Recorded data =>

★ ★ ★ ★ ★ ★ ★

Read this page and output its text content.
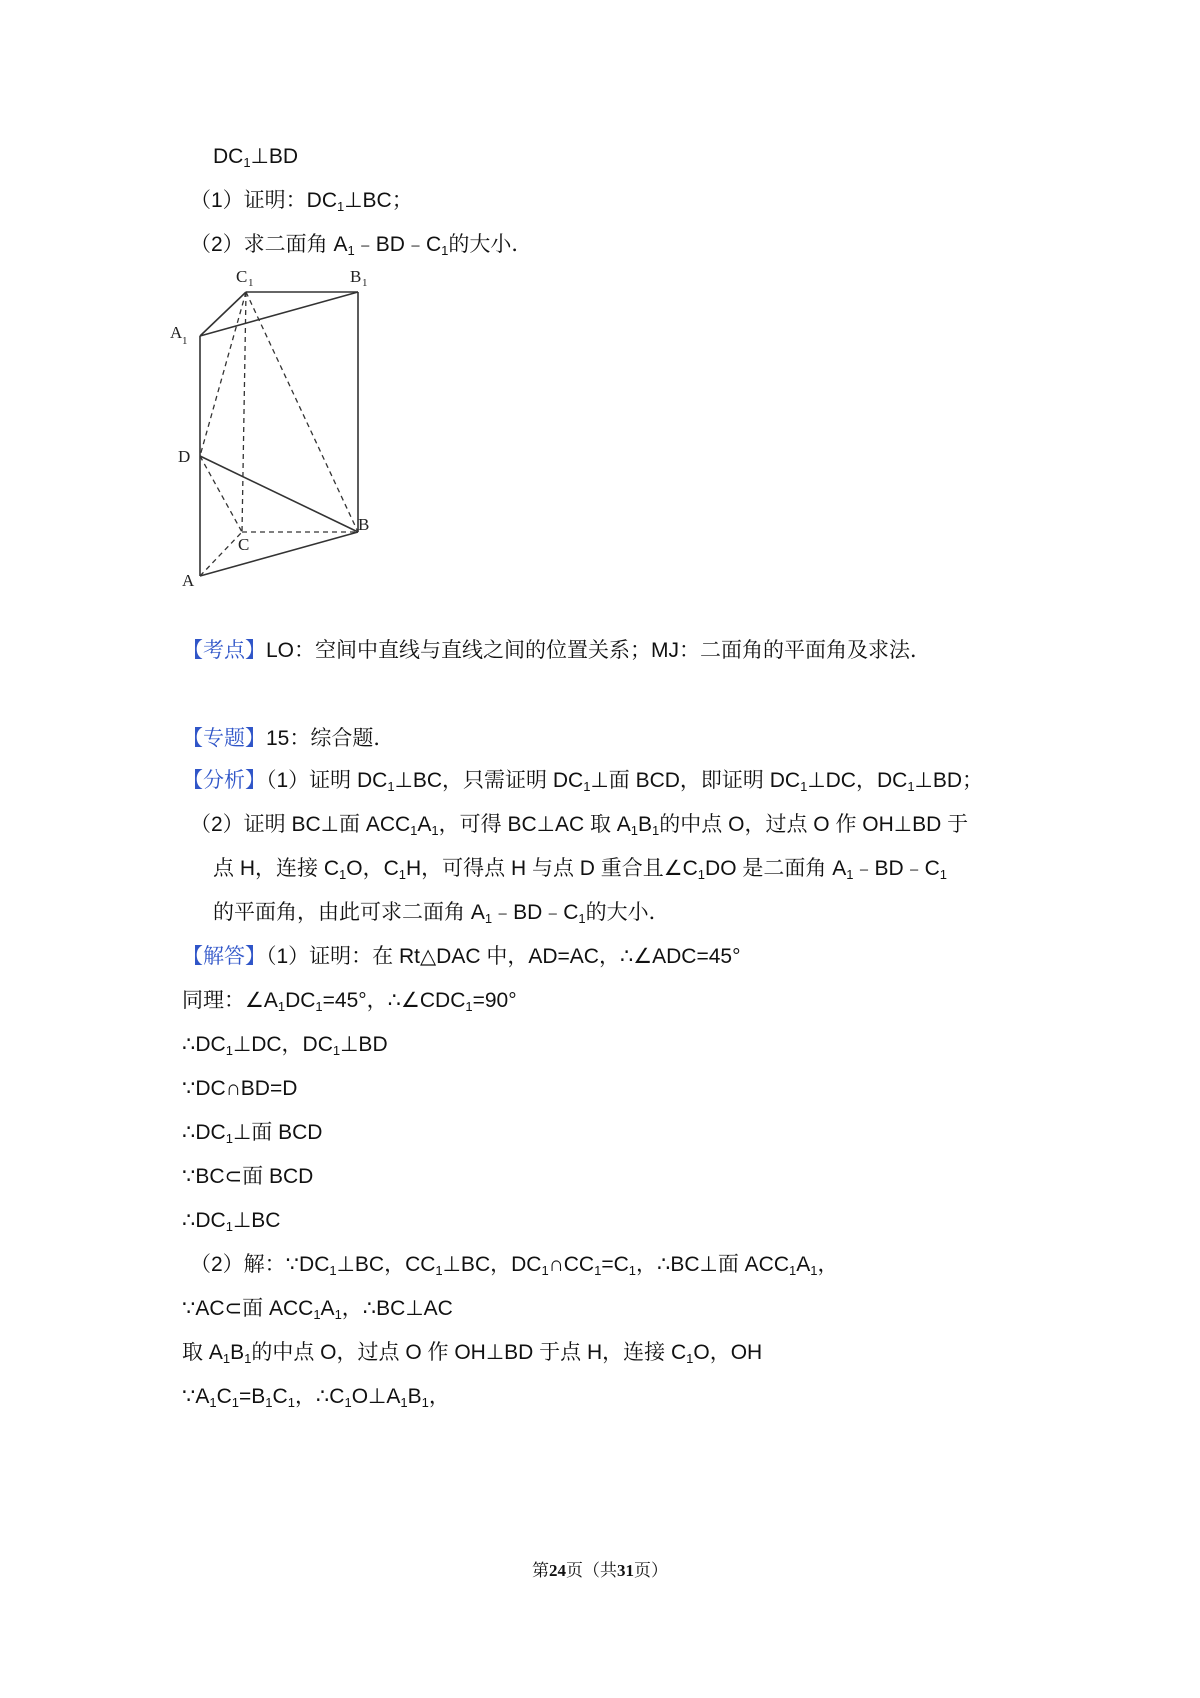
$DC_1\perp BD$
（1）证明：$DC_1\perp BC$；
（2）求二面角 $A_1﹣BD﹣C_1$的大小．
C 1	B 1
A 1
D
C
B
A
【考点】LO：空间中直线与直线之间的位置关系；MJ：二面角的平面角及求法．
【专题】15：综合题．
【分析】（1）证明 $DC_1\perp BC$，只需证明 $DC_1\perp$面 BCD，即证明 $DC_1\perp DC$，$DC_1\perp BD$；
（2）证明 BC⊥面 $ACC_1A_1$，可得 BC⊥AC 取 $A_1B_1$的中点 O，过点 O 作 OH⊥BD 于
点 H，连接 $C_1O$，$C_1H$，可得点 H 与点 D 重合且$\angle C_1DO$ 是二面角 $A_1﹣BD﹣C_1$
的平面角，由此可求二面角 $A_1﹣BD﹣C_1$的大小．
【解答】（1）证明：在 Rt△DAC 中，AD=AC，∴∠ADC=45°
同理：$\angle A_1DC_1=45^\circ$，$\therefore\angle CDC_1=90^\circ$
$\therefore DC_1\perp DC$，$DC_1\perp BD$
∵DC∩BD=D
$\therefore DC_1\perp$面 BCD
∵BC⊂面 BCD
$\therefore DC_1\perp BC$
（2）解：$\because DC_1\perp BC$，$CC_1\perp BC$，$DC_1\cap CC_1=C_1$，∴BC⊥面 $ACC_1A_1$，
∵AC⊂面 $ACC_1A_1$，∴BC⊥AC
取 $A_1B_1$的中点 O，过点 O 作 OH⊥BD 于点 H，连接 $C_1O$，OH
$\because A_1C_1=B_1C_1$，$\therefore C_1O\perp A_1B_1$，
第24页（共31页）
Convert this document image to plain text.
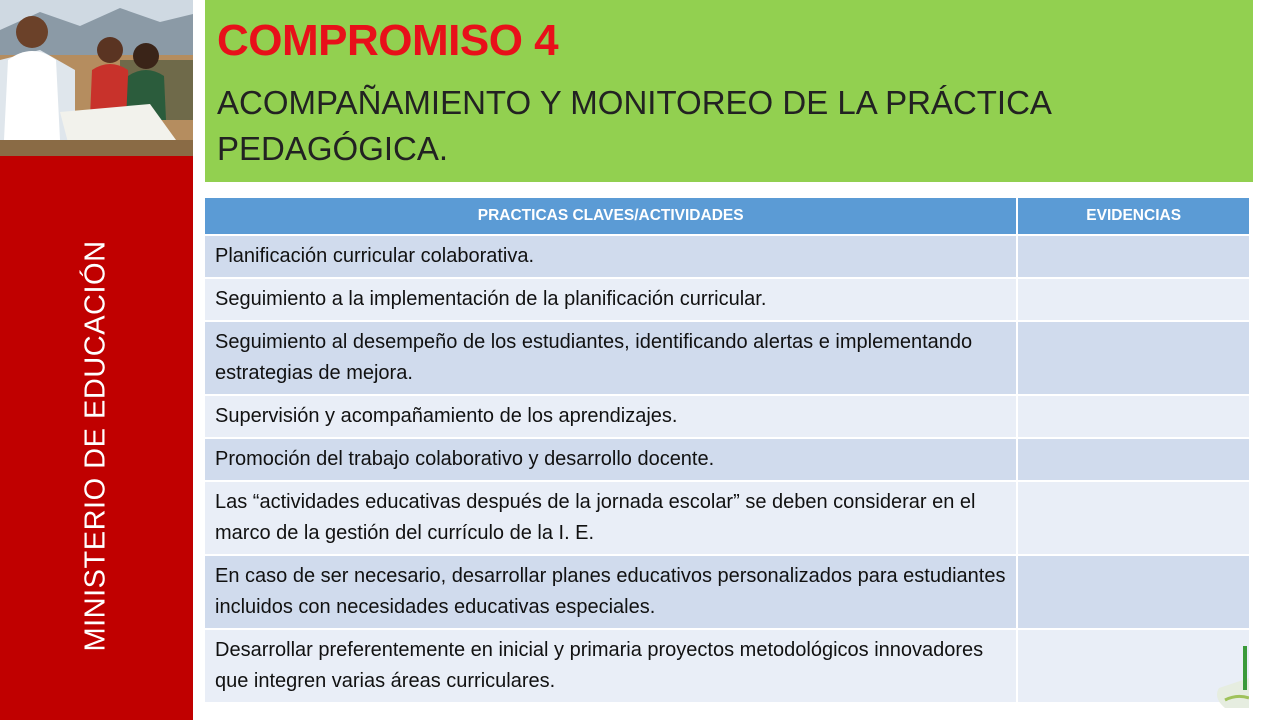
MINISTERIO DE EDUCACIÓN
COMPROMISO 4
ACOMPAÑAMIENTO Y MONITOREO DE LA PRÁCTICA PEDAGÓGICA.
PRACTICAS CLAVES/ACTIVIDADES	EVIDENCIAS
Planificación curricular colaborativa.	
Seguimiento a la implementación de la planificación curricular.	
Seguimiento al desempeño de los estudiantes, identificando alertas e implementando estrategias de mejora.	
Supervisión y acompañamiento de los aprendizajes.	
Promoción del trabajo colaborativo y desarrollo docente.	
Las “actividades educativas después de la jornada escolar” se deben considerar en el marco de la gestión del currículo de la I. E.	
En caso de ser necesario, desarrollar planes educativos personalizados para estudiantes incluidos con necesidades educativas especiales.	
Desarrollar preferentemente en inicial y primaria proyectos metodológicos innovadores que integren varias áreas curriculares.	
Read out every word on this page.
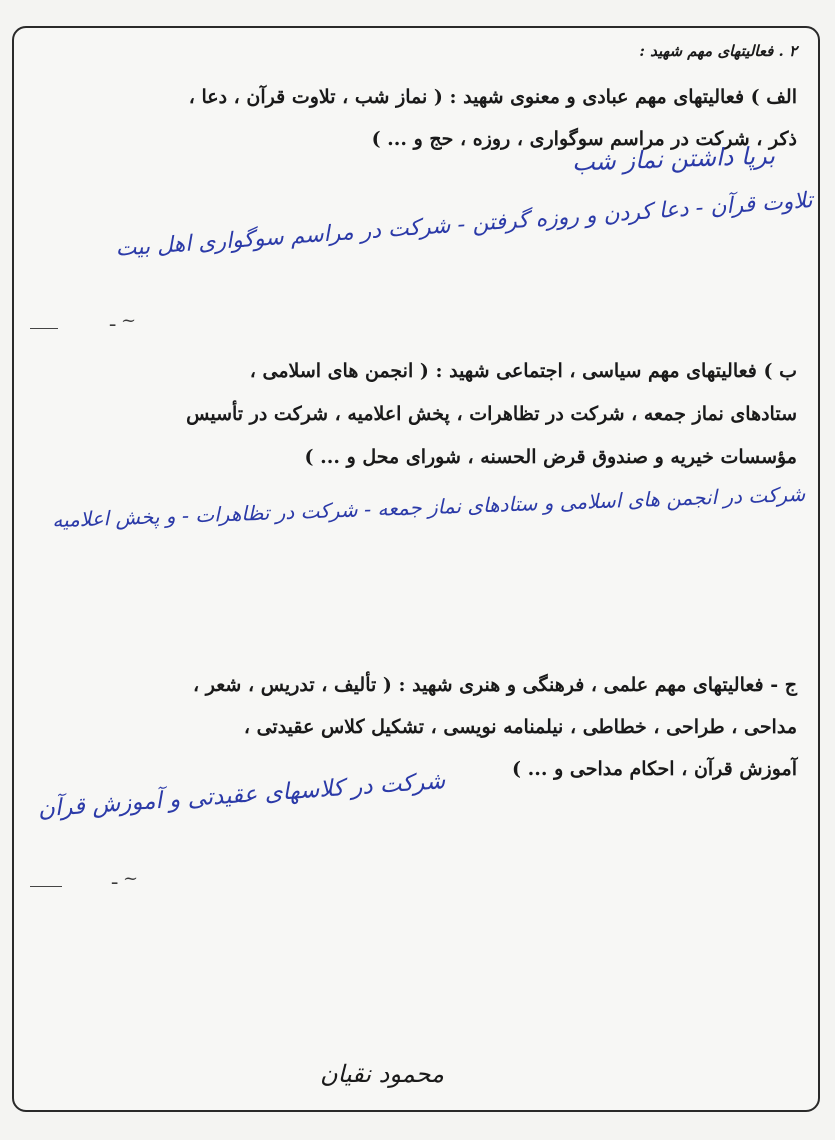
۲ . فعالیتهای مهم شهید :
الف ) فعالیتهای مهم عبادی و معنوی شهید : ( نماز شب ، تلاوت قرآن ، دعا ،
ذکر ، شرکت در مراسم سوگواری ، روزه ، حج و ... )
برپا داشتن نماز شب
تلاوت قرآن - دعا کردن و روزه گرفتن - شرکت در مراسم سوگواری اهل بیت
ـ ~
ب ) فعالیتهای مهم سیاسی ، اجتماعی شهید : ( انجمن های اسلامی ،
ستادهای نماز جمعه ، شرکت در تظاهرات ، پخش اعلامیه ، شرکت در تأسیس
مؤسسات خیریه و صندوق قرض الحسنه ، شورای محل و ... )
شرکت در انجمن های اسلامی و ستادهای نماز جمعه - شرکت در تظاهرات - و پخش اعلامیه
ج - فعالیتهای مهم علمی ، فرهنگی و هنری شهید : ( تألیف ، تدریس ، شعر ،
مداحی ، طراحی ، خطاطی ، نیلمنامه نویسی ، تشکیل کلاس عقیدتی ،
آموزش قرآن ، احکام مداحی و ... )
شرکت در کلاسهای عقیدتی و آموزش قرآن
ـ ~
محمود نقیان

★ ★ ★ ★ ★ ★ ★

Say how many lines in the entries contain the string "this", and leave out everything else.

Written solution => 3